The records should be repeated word for word, pictures excluded.

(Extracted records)
^^^^^^^^

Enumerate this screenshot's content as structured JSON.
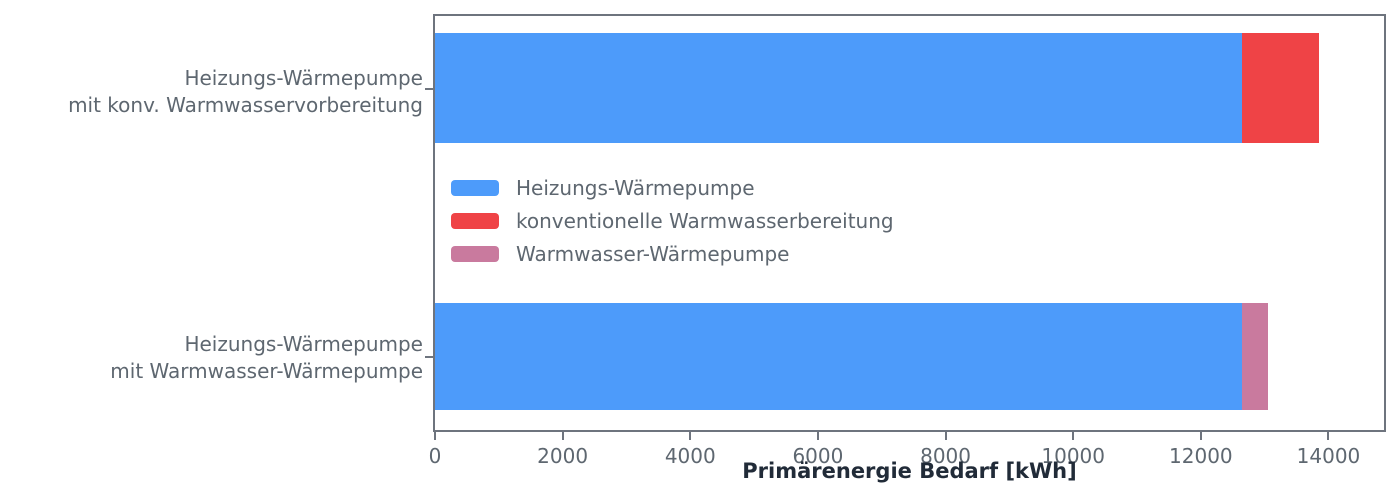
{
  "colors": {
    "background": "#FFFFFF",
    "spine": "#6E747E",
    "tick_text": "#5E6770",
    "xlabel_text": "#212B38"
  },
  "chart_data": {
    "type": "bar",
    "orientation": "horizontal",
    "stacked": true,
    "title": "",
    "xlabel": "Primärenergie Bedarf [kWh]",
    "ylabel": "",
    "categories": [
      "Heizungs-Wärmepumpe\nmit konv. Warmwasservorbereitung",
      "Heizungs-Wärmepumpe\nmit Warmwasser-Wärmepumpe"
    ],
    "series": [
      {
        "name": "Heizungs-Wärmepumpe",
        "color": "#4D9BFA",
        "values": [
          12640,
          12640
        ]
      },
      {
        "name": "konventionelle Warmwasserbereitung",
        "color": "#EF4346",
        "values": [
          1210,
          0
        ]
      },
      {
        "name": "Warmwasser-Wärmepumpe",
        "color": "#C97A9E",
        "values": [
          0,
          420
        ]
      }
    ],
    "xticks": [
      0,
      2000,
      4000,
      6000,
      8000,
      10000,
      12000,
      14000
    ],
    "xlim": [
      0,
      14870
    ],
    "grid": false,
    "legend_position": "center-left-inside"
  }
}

^^^^^^^^

Solution to the problem
Enumerate this screenshot's content as structured JSON.
{
  "colors": {
    "background": "#FFFFFF",
    "spine": "#6E747E",
    "tick_text": "#5E6770",
    "xlabel_text": "#212B38"
  },
  "chart_data": {
    "type": "bar",
    "orientation": "horizontal",
    "stacked": true,
    "title": "",
    "xlabel": "Primärenergie Bedarf [kWh]",
    "ylabel": "",
    "categories": [
      "Heizungs-Wärmepumpe\nmit konv. Warmwasservorbereitung",
      "Heizungs-Wärmepumpe\nmit Warmwasser-Wärmepumpe"
    ],
    "series": [
      {
        "name": "Heizungs-Wärmepumpe",
        "color": "#4D9BFA",
        "values": [
          12640,
          12640
        ]
      },
      {
        "name": "konventionelle Warmwasserbereitung",
        "color": "#EF4346",
        "values": [
          1210,
          0
        ]
      },
      {
        "name": "Warmwasser-Wärmepumpe",
        "color": "#C97A9E",
        "values": [
          0,
          420
        ]
      }
    ],
    "xticks": [
      0,
      2000,
      4000,
      6000,
      8000,
      10000,
      12000,
      14000
    ],
    "xlim": [
      0,
      14870
    ],
    "grid": false,
    "legend_position": "center-left-inside"
  }
}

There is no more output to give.